• **PROBLEM STATEMENT**: Below is a listing; copy all of it exactly.

┄┄┄┄┄┄┄┄┄┄

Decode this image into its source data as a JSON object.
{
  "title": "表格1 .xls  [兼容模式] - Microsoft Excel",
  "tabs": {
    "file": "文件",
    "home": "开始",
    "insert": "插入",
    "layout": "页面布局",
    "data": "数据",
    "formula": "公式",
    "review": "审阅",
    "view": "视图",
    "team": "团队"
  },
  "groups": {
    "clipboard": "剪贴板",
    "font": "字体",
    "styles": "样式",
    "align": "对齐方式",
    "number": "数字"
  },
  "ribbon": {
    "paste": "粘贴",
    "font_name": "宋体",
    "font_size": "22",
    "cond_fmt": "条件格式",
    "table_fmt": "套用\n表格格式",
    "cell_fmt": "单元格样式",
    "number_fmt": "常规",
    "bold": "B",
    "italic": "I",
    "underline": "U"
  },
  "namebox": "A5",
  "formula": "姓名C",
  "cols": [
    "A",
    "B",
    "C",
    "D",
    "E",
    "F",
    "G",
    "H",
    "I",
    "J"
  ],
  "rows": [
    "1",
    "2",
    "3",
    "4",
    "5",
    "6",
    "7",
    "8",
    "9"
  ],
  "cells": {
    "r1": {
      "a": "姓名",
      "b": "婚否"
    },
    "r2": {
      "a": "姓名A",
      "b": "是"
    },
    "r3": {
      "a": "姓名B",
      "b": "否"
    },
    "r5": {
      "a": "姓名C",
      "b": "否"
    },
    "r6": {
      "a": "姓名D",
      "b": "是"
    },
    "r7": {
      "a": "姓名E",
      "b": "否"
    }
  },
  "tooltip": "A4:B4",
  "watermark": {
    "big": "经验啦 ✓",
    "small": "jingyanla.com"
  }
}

┄┄┄┄┄┄┄┄┄┄

• **TASK RESULT**:
Decode this image into its source data as a JSON object.
{
  "title": "表格1 .xls  [兼容模式] - Microsoft Excel",
  "tabs": {
    "file": "文件",
    "home": "开始",
    "insert": "插入",
    "layout": "页面布局",
    "data": "数据",
    "formula": "公式",
    "review": "审阅",
    "view": "视图",
    "team": "团队"
  },
  "groups": {
    "clipboard": "剪贴板",
    "font": "字体",
    "styles": "样式",
    "align": "对齐方式",
    "number": "数字"
  },
  "ribbon": {
    "paste": "粘贴",
    "font_name": "宋体",
    "font_size": "22",
    "cond_fmt": "条件格式",
    "table_fmt": "套用\n表格格式",
    "cell_fmt": "单元格样式",
    "number_fmt": "常规",
    "bold": "B",
    "italic": "I",
    "underline": "U"
  },
  "namebox": "A5",
  "formula": "姓名C",
  "cols": [
    "A",
    "B",
    "C",
    "D",
    "E",
    "F",
    "G",
    "H",
    "I",
    "J"
  ],
  "rows": [
    "1",
    "2",
    "3",
    "4",
    "5",
    "6",
    "7",
    "8",
    "9"
  ],
  "cells": {
    "r1": {
      "a": "姓名",
      "b": "婚否"
    },
    "r2": {
      "a": "姓名A",
      "b": "是"
    },
    "r3": {
      "a": "姓名B",
      "b": "否"
    },
    "r5": {
      "a": "姓名C",
      "b": "否"
    },
    "r6": {
      "a": "姓名D",
      "b": "是"
    },
    "r7": {
      "a": "姓名E",
      "b": "否"
    }
  },
  "tooltip": "A4:B4",
  "watermark": {
    "big": "经验啦 ✓",
    "small": "jingyanla.com"
  }
}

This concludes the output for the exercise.